*WHAT IS ASKED*
Transcribe the listing word for word.

*EXTRACTED MATERIAL*

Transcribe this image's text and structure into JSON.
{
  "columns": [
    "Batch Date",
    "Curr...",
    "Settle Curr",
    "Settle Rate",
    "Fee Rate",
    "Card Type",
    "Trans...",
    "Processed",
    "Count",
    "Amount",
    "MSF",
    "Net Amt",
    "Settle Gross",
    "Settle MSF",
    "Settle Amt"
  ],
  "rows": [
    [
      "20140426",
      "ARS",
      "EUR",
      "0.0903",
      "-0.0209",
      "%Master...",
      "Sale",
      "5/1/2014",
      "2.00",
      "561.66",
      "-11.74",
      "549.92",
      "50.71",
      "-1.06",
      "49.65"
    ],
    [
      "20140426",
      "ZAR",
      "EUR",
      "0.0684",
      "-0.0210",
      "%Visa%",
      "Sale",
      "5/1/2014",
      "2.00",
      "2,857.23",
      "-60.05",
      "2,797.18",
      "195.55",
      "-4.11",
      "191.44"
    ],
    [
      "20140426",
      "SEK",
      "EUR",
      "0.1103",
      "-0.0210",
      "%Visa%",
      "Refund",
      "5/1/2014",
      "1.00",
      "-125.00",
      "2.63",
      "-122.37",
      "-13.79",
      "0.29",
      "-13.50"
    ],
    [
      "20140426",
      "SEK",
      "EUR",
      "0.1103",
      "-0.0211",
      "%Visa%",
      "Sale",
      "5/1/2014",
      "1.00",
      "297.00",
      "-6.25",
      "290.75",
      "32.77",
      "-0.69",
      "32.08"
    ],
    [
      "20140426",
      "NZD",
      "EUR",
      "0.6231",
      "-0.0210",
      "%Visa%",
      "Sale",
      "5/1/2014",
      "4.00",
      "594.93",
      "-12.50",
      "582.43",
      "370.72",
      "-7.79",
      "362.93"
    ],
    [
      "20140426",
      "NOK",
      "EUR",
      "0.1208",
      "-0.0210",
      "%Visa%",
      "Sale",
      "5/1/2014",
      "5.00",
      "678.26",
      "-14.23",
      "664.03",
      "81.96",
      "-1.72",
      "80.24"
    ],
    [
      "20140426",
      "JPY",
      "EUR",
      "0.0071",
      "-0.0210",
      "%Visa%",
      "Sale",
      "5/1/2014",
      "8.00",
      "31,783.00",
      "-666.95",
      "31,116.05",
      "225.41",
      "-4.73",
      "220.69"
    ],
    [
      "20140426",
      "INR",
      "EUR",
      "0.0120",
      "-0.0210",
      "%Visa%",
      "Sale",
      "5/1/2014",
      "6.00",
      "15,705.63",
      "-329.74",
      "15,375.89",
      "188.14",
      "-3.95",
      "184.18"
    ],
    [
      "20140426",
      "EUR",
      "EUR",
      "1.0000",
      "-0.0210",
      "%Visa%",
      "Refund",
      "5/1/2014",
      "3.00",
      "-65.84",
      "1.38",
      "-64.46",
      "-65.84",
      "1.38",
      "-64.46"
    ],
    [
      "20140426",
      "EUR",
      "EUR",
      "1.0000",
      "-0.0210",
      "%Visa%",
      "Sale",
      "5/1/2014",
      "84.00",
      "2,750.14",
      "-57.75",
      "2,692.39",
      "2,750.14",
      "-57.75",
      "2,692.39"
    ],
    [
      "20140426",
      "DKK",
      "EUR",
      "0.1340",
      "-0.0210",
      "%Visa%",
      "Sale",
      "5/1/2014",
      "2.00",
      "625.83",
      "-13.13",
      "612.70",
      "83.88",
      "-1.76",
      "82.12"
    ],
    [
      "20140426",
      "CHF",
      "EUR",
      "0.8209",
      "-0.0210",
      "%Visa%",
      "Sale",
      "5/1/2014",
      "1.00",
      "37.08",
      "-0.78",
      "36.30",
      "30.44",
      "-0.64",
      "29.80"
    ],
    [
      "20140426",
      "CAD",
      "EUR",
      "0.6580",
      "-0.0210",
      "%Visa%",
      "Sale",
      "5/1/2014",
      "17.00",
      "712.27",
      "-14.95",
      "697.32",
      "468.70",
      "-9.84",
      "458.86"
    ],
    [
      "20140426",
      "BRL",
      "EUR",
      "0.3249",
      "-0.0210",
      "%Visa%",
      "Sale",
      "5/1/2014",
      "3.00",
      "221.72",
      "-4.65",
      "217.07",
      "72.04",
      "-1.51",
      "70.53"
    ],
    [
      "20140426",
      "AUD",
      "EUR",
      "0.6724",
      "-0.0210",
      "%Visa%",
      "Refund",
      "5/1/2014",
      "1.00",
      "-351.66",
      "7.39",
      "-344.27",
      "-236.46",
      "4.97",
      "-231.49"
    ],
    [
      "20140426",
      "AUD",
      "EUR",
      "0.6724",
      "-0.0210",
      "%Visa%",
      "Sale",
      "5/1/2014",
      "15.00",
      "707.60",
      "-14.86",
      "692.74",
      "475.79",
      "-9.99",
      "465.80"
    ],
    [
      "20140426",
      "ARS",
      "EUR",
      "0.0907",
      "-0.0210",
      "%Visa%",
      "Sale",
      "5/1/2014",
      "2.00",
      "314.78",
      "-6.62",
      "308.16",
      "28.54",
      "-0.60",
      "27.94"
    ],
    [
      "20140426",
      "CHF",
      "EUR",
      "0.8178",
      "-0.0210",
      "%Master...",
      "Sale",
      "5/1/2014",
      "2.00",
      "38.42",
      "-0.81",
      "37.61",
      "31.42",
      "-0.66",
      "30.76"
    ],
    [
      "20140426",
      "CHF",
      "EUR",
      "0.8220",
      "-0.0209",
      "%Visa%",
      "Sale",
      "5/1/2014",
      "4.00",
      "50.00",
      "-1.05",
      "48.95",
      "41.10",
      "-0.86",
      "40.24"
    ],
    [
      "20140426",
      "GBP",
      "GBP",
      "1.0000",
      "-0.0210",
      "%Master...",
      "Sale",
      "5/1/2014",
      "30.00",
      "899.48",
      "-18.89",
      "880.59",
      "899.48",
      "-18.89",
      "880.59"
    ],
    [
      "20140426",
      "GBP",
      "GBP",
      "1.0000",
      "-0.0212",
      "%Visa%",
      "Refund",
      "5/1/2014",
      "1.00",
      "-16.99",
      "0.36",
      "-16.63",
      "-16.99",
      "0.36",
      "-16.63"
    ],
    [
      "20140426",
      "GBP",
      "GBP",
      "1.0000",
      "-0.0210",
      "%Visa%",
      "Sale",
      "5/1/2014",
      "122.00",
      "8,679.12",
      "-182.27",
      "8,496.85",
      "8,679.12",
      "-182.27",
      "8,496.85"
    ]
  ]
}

*WRITTEN REPLY*
Transcribe this image's text and structure into JSON.
{
  "columns": [
    "Batch Date",
    "Curr...",
    "Settle Curr",
    "Settle Rate",
    "Fee Rate",
    "Card Type",
    "Trans...",
    "Processed",
    "Count",
    "Amount",
    "MSF",
    "Net Amt",
    "Settle Gross",
    "Settle MSF",
    "Settle Amt"
  ],
  "rows": [
    [
      "20140426",
      "ARS",
      "EUR",
      "0.0903",
      "-0.0209",
      "%Master...",
      "Sale",
      "5/1/2014",
      "2.00",
      "561.66",
      "-11.74",
      "549.92",
      "50.71",
      "-1.06",
      "49.65"
    ],
    [
      "20140426",
      "ZAR",
      "EUR",
      "0.0684",
      "-0.0210",
      "%Visa%",
      "Sale",
      "5/1/2014",
      "2.00",
      "2,857.23",
      "-60.05",
      "2,797.18",
      "195.55",
      "-4.11",
      "191.44"
    ],
    [
      "20140426",
      "SEK",
      "EUR",
      "0.1103",
      "-0.0210",
      "%Visa%",
      "Refund",
      "5/1/2014",
      "1.00",
      "-125.00",
      "2.63",
      "-122.37",
      "-13.79",
      "0.29",
      "-13.50"
    ],
    [
      "20140426",
      "SEK",
      "EUR",
      "0.1103",
      "-0.0211",
      "%Visa%",
      "Sale",
      "5/1/2014",
      "1.00",
      "297.00",
      "-6.25",
      "290.75",
      "32.77",
      "-0.69",
      "32.08"
    ],
    [
      "20140426",
      "NZD",
      "EUR",
      "0.6231",
      "-0.0210",
      "%Visa%",
      "Sale",
      "5/1/2014",
      "4.00",
      "594.93",
      "-12.50",
      "582.43",
      "370.72",
      "-7.79",
      "362.93"
    ],
    [
      "20140426",
      "NOK",
      "EUR",
      "0.1208",
      "-0.0210",
      "%Visa%",
      "Sale",
      "5/1/2014",
      "5.00",
      "678.26",
      "-14.23",
      "664.03",
      "81.96",
      "-1.72",
      "80.24"
    ],
    [
      "20140426",
      "JPY",
      "EUR",
      "0.0071",
      "-0.0210",
      "%Visa%",
      "Sale",
      "5/1/2014",
      "8.00",
      "31,783.00",
      "-666.95",
      "31,116.05",
      "225.41",
      "-4.73",
      "220.69"
    ],
    [
      "20140426",
      "INR",
      "EUR",
      "0.0120",
      "-0.0210",
      "%Visa%",
      "Sale",
      "5/1/2014",
      "6.00",
      "15,705.63",
      "-329.74",
      "15,375.89",
      "188.14",
      "-3.95",
      "184.18"
    ],
    [
      "20140426",
      "EUR",
      "EUR",
      "1.0000",
      "-0.0210",
      "%Visa%",
      "Refund",
      "5/1/2014",
      "3.00",
      "-65.84",
      "1.38",
      "-64.46",
      "-65.84",
      "1.38",
      "-64.46"
    ],
    [
      "20140426",
      "EUR",
      "EUR",
      "1.0000",
      "-0.0210",
      "%Visa%",
      "Sale",
      "5/1/2014",
      "84.00",
      "2,750.14",
      "-57.75",
      "2,692.39",
      "2,750.14",
      "-57.75",
      "2,692.39"
    ],
    [
      "20140426",
      "DKK",
      "EUR",
      "0.1340",
      "-0.0210",
      "%Visa%",
      "Sale",
      "5/1/2014",
      "2.00",
      "625.83",
      "-13.13",
      "612.70",
      "83.88",
      "-1.76",
      "82.12"
    ],
    [
      "20140426",
      "CHF",
      "EUR",
      "0.8209",
      "-0.0210",
      "%Visa%",
      "Sale",
      "5/1/2014",
      "1.00",
      "37.08",
      "-0.78",
      "36.30",
      "30.44",
      "-0.64",
      "29.80"
    ],
    [
      "20140426",
      "CAD",
      "EUR",
      "0.6580",
      "-0.0210",
      "%Visa%",
      "Sale",
      "5/1/2014",
      "17.00",
      "712.27",
      "-14.95",
      "697.32",
      "468.70",
      "-9.84",
      "458.86"
    ],
    [
      "20140426",
      "BRL",
      "EUR",
      "0.3249",
      "-0.0210",
      "%Visa%",
      "Sale",
      "5/1/2014",
      "3.00",
      "221.72",
      "-4.65",
      "217.07",
      "72.04",
      "-1.51",
      "70.53"
    ],
    [
      "20140426",
      "AUD",
      "EUR",
      "0.6724",
      "-0.0210",
      "%Visa%",
      "Refund",
      "5/1/2014",
      "1.00",
      "-351.66",
      "7.39",
      "-344.27",
      "-236.46",
      "4.97",
      "-231.49"
    ],
    [
      "20140426",
      "AUD",
      "EUR",
      "0.6724",
      "-0.0210",
      "%Visa%",
      "Sale",
      "5/1/2014",
      "15.00",
      "707.60",
      "-14.86",
      "692.74",
      "475.79",
      "-9.99",
      "465.80"
    ],
    [
      "20140426",
      "ARS",
      "EUR",
      "0.0907",
      "-0.0210",
      "%Visa%",
      "Sale",
      "5/1/2014",
      "2.00",
      "314.78",
      "-6.62",
      "308.16",
      "28.54",
      "-0.60",
      "27.94"
    ],
    [
      "20140426",
      "CHF",
      "EUR",
      "0.8178",
      "-0.0210",
      "%Master...",
      "Sale",
      "5/1/2014",
      "2.00",
      "38.42",
      "-0.81",
      "37.61",
      "31.42",
      "-0.66",
      "30.76"
    ],
    [
      "20140426",
      "CHF",
      "EUR",
      "0.8220",
      "-0.0209",
      "%Visa%",
      "Sale",
      "5/1/2014",
      "4.00",
      "50.00",
      "-1.05",
      "48.95",
      "41.10",
      "-0.86",
      "40.24"
    ],
    [
      "20140426",
      "GBP",
      "GBP",
      "1.0000",
      "-0.0210",
      "%Master...",
      "Sale",
      "5/1/2014",
      "30.00",
      "899.48",
      "-18.89",
      "880.59",
      "899.48",
      "-18.89",
      "880.59"
    ],
    [
      "20140426",
      "GBP",
      "GBP",
      "1.0000",
      "-0.0212",
      "%Visa%",
      "Refund",
      "5/1/2014",
      "1.00",
      "-16.99",
      "0.36",
      "-16.63",
      "-16.99",
      "0.36",
      "-16.63"
    ],
    [
      "20140426",
      "GBP",
      "GBP",
      "1.0000",
      "-0.0210",
      "%Visa%",
      "Sale",
      "5/1/2014",
      "122.00",
      "8,679.12",
      "-182.27",
      "8,496.85",
      "8,679.12",
      "-182.27",
      "8,496.85"
    ]
  ]
}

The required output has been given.